▸ **What you should do**:
Find every line containing the word "линий" in the records below; report only how many there are.

:: Records for processing

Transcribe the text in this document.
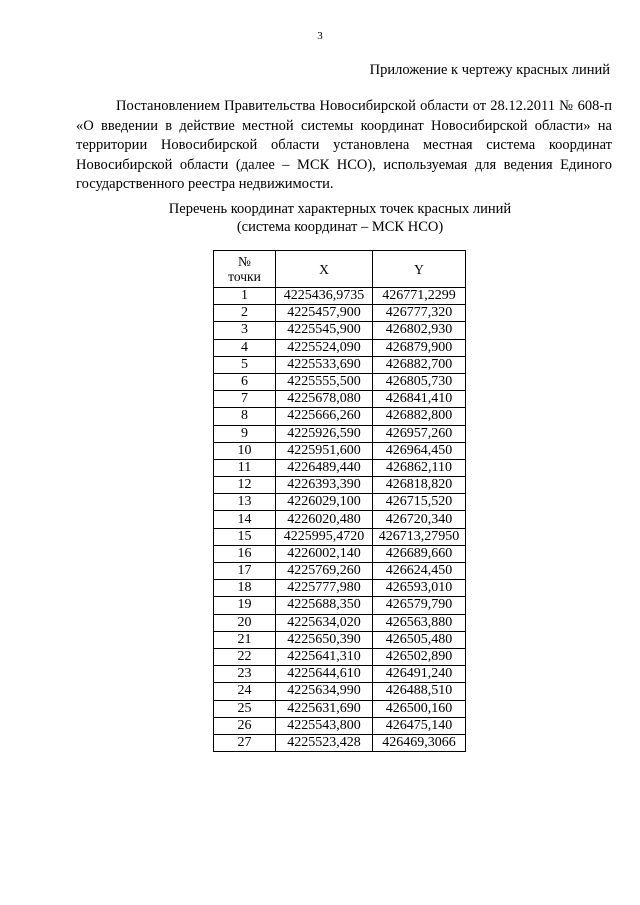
3
Приложение к чертежу красных линий

Постановлением Правительства Новосибирской области от 28.12.2011 № 608-п «О введении в действие местной системы координат Новосибирской области» на территории Новосибирской области установлена местная система координат Новосибирской области (далее – МСК НСО), используемая для ведения Единого государственного реестра недвижимости.

Перечень координат характерных точек красных линий
(система координат – МСК НСО)
№ точки	X	Y
1	4225436,9735	426771,2299
2	4225457,900	426777,320
3	4225545,900	426802,930
4	4225524,090	426879,900
5	4225533,690	426882,700
6	4225555,500	426805,730
7	4225678,080	426841,410
8	4225666,260	426882,800
9	4225926,590	426957,260
10	4225951,600	426964,450
11	4226489,440	426862,110
12	4226393,390	426818,820
13	4226029,100	426715,520
14	4226020,480	426720,340
15	4225995,4720	426713,27950
16	4226002,140	426689,660
17	4225769,260	426624,450
18	4225777,980	426593,010
19	4225688,350	426579,790
20	4225634,020	426563,880
21	4225650,390	426505,480
22	4225641,310	426502,890
23	4225644,610	426491,240
24	4225634,990	426488,510
25	4225631,690	426500,160
26	4225543,800	426475,140
27	4225523,428	426469,3066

::::

▸ **Correct result**:
2